=== WHAT YOU NEED TO DO ===
Copy each line of the entries beneath that contains the word "text".

[Collected data]
--- begin ---

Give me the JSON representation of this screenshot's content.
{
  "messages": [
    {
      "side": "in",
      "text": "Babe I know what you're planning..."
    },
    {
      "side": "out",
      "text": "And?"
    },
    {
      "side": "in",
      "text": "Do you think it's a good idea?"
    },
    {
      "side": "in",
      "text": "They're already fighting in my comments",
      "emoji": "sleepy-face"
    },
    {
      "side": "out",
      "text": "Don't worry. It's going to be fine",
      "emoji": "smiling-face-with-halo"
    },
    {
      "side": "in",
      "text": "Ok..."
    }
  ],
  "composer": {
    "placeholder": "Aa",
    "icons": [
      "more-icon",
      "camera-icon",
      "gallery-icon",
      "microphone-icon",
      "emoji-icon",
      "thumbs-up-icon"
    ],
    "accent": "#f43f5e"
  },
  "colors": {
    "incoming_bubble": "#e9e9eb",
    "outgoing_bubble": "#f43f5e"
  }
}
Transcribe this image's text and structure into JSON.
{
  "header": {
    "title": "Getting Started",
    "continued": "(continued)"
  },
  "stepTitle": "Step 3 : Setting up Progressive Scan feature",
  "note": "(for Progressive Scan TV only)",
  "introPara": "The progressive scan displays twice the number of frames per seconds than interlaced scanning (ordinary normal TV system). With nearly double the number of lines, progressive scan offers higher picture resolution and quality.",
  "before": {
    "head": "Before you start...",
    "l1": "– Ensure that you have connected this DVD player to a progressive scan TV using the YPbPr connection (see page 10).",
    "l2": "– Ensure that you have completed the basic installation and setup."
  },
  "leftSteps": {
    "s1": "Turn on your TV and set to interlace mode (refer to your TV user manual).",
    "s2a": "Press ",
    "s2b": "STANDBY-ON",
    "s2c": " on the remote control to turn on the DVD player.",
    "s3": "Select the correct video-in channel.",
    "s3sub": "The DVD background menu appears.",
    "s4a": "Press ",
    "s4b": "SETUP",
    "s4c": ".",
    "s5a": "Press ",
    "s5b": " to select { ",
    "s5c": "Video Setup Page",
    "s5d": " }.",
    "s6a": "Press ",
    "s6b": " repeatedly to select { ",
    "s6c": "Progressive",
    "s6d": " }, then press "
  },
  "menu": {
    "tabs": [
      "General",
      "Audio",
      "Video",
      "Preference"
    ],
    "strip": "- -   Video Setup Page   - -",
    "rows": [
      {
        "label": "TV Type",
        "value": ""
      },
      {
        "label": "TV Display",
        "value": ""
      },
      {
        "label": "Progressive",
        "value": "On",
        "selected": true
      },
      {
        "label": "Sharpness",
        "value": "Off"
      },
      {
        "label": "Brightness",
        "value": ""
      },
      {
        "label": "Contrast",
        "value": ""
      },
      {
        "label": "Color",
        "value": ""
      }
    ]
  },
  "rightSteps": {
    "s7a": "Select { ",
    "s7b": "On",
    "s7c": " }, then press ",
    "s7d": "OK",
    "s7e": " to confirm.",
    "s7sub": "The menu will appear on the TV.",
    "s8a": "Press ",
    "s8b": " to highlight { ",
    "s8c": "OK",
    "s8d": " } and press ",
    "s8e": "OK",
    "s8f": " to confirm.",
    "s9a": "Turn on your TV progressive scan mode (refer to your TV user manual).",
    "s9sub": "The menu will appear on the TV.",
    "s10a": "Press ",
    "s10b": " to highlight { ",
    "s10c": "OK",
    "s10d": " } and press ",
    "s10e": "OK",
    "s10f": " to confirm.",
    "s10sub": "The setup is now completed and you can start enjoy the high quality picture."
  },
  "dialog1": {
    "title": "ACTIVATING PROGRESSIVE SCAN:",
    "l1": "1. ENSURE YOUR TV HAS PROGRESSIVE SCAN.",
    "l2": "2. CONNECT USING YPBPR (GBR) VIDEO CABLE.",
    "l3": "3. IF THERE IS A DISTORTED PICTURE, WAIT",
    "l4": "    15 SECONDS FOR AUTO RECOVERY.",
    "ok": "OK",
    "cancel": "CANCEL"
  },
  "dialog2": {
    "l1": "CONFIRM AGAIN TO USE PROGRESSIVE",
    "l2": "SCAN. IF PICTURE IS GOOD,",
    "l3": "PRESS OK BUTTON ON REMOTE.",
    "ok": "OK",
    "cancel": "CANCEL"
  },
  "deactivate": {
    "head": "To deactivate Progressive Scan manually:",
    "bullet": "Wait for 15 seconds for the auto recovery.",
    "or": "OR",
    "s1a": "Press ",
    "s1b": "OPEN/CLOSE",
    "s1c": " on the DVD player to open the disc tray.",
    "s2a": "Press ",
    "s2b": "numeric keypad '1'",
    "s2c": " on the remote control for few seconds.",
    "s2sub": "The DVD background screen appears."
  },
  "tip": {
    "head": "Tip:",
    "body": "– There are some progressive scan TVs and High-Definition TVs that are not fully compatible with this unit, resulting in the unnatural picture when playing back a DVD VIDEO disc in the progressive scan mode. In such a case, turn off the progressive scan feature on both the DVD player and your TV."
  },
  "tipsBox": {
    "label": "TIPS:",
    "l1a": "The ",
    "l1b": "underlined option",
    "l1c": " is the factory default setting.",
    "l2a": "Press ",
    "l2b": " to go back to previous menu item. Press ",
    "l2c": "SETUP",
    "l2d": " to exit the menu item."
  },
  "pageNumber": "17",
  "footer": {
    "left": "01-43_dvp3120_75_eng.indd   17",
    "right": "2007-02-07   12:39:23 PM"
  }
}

--- end ---

=== RESPONSE ===
      "text": "Babe I know what you're planning..."
      "text": "And?"
      "text": "Do you think it's a good idea?"
      "text": "They're already fighting in my comments",
      "text": "Don't worry. It's going to be fine",
      "text": "Ok..."
Transcribe this image's text and structure into JSON.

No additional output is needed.